* WRITTEN REQUEST
Pictures do not belong in the copy, so please give every entry below again exactly.

....

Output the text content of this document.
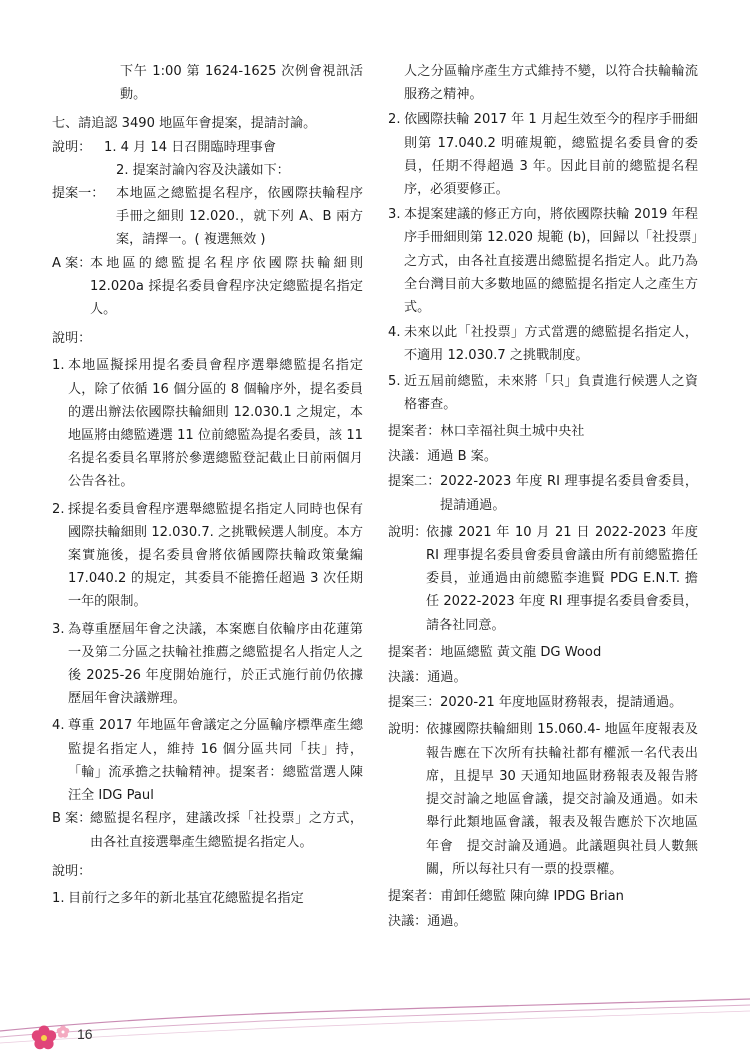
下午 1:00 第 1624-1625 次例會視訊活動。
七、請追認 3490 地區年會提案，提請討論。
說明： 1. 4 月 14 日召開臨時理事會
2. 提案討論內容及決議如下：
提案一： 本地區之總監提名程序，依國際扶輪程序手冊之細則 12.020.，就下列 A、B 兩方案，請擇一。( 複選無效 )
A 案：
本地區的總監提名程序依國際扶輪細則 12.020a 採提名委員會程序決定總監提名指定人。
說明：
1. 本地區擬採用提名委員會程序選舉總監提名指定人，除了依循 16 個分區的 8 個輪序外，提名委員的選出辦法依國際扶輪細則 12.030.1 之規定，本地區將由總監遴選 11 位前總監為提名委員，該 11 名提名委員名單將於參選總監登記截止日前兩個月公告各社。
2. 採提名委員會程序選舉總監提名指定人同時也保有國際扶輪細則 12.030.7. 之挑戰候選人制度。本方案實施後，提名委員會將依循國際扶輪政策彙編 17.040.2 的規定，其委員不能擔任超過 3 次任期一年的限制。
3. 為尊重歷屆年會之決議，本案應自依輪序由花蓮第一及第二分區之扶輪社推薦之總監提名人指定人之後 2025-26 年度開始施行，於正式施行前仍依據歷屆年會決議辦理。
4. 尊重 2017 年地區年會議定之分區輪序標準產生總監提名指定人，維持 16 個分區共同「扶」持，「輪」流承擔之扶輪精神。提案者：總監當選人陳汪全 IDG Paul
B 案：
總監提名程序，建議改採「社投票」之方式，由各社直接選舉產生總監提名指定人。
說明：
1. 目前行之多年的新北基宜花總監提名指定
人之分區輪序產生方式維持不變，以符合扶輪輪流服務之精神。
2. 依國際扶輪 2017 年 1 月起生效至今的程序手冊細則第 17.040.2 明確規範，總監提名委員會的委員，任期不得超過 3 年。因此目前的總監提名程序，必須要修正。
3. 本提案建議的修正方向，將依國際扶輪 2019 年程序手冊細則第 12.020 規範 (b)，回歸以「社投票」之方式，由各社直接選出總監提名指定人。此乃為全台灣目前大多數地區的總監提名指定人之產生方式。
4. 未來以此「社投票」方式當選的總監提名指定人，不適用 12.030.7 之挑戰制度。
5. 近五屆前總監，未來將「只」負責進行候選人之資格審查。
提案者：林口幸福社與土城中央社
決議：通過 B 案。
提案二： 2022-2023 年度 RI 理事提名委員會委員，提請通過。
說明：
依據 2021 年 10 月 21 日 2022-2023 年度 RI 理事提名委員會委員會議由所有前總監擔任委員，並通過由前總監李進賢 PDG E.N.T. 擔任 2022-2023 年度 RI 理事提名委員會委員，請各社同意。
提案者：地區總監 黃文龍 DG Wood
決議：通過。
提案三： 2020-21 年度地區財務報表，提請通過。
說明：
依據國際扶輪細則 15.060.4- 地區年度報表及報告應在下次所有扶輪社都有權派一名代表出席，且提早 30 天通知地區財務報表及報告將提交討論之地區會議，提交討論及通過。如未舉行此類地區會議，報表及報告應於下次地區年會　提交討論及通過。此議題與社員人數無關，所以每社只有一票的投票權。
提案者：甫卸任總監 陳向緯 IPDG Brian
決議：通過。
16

....

* THE RESULT
Output the text content of this document.
下午 1:00 第 1624-1625 次例會視訊活動。
七、請追認 3490 地區年會提案，提請討論。
說明： 1. 4 月 14 日召開臨時理事會
2. 提案討論內容及決議如下：
提案一： 本地區之總監提名程序，依國際扶輪程序手冊之細則 12.020.，就下列 A、B 兩方案，請擇一。( 複選無效 )
A 案：
本地區的總監提名程序依國際扶輪細則 12.020a 採提名委員會程序決定總監提名指定人。
說明：
1. 本地區擬採用提名委員會程序選舉總監提名指定人，除了依循 16 個分區的 8 個輪序外，提名委員的選出辦法依國際扶輪細則 12.030.1 之規定，本地區將由總監遴選 11 位前總監為提名委員，該 11 名提名委員名單將於參選總監登記截止日前兩個月公告各社。
2. 採提名委員會程序選舉總監提名指定人同時也保有國際扶輪細則 12.030.7. 之挑戰候選人制度。本方案實施後，提名委員會將依循國際扶輪政策彙編 17.040.2 的規定，其委員不能擔任超過 3 次任期一年的限制。
3. 為尊重歷屆年會之決議，本案應自依輪序由花蓮第一及第二分區之扶輪社推薦之總監提名人指定人之後 2025-26 年度開始施行，於正式施行前仍依據歷屆年會決議辦理。
4. 尊重 2017 年地區年會議定之分區輪序標準產生總監提名指定人，維持 16 個分區共同「扶」持，「輪」流承擔之扶輪精神。提案者：總監當選人陳汪全 IDG Paul
B 案：
總監提名程序，建議改採「社投票」之方式，由各社直接選舉產生總監提名指定人。
說明：
1. 目前行之多年的新北基宜花總監提名指定
人之分區輪序產生方式維持不變，以符合扶輪輪流服務之精神。
2. 依國際扶輪 2017 年 1 月起生效至今的程序手冊細則第 17.040.2 明確規範，總監提名委員會的委員，任期不得超過 3 年。因此目前的總監提名程序，必須要修正。
3. 本提案建議的修正方向，將依國際扶輪 2019 年程序手冊細則第 12.020 規範 (b)，回歸以「社投票」之方式，由各社直接選出總監提名指定人。此乃為全台灣目前大多數地區的總監提名指定人之產生方式。
4. 未來以此「社投票」方式當選的總監提名指定人，不適用 12.030.7 之挑戰制度。
5. 近五屆前總監，未來將「只」負責進行候選人之資格審查。
提案者：林口幸福社與土城中央社
決議：通過 B 案。
提案二： 2022-2023 年度 RI 理事提名委員會委員，提請通過。
說明：
依據 2021 年 10 月 21 日 2022-2023 年度 RI 理事提名委員會委員會議由所有前總監擔任委員，並通過由前總監李進賢 PDG E.N.T. 擔任 2022-2023 年度 RI 理事提名委員會委員，請各社同意。
提案者：地區總監 黃文龍 DG Wood
決議：通過。
提案三： 2020-21 年度地區財務報表，提請通過。
說明：
依據國際扶輪細則 15.060.4- 地區年度報表及報告應在下次所有扶輪社都有權派一名代表出席，且提早 30 天通知地區財務報表及報告將提交討論之地區會議，提交討論及通過。如未舉行此類地區會議，報表及報告應於下次地區年會　提交討論及通過。此議題與社員人數無關，所以每社只有一票的投票權。
提案者：甫卸任總監 陳向緯 IPDG Brian
決議：通過。
16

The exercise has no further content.